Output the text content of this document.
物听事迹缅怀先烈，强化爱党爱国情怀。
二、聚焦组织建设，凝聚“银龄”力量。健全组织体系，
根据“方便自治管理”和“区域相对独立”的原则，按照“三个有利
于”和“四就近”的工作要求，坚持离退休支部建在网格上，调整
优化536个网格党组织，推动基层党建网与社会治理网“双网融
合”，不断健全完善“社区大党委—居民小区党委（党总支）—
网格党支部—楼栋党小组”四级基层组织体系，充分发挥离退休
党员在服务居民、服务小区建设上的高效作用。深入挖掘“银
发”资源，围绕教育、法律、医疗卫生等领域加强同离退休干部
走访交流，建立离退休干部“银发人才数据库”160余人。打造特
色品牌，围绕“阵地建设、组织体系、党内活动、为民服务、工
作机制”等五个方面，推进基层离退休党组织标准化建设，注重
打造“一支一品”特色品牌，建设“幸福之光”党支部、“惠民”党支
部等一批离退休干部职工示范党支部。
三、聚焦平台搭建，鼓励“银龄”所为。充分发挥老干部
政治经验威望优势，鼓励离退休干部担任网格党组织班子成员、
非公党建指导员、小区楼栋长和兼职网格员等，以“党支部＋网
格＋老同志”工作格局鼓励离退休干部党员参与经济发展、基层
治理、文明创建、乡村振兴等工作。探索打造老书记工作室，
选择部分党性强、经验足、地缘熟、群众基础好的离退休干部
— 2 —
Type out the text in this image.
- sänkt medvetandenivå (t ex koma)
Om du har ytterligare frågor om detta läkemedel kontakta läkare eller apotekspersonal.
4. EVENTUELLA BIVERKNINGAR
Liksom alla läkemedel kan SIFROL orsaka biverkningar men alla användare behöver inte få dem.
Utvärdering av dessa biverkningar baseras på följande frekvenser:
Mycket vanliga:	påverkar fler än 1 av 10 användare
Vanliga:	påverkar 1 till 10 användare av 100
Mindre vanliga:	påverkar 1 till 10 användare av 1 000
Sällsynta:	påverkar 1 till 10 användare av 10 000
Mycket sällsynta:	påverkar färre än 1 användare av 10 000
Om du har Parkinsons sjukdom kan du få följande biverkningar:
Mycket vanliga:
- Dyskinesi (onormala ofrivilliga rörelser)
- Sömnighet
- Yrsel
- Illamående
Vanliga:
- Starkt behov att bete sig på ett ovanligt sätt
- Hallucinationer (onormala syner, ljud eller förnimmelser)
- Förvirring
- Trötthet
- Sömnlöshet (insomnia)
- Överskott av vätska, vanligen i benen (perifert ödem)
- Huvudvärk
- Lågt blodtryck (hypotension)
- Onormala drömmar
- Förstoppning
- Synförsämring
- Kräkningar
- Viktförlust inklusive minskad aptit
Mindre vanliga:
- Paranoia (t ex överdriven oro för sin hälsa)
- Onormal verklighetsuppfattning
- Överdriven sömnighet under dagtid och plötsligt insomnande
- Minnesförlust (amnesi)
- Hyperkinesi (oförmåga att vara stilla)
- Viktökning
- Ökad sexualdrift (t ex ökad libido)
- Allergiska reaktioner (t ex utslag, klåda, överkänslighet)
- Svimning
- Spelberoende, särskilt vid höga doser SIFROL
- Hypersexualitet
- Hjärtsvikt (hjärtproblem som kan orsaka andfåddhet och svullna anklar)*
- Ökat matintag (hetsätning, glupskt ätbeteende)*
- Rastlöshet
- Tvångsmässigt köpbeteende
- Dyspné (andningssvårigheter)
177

• • • •

(Requirements) Look for the word "påverkar" in every line of the listing and copy the lines that have it.

(Expected answer)
Mycket vanliga:	påverkar fler än 1 av 10 användare
Vanliga:	påverkar 1 till 10 användare av 100
Mindre vanliga:	påverkar 1 till 10 användare av 1 000
Sällsynta:	påverkar 1 till 10 användare av 10 000
Mycket sällsynta:	påverkar färre än 1 användare av 10 000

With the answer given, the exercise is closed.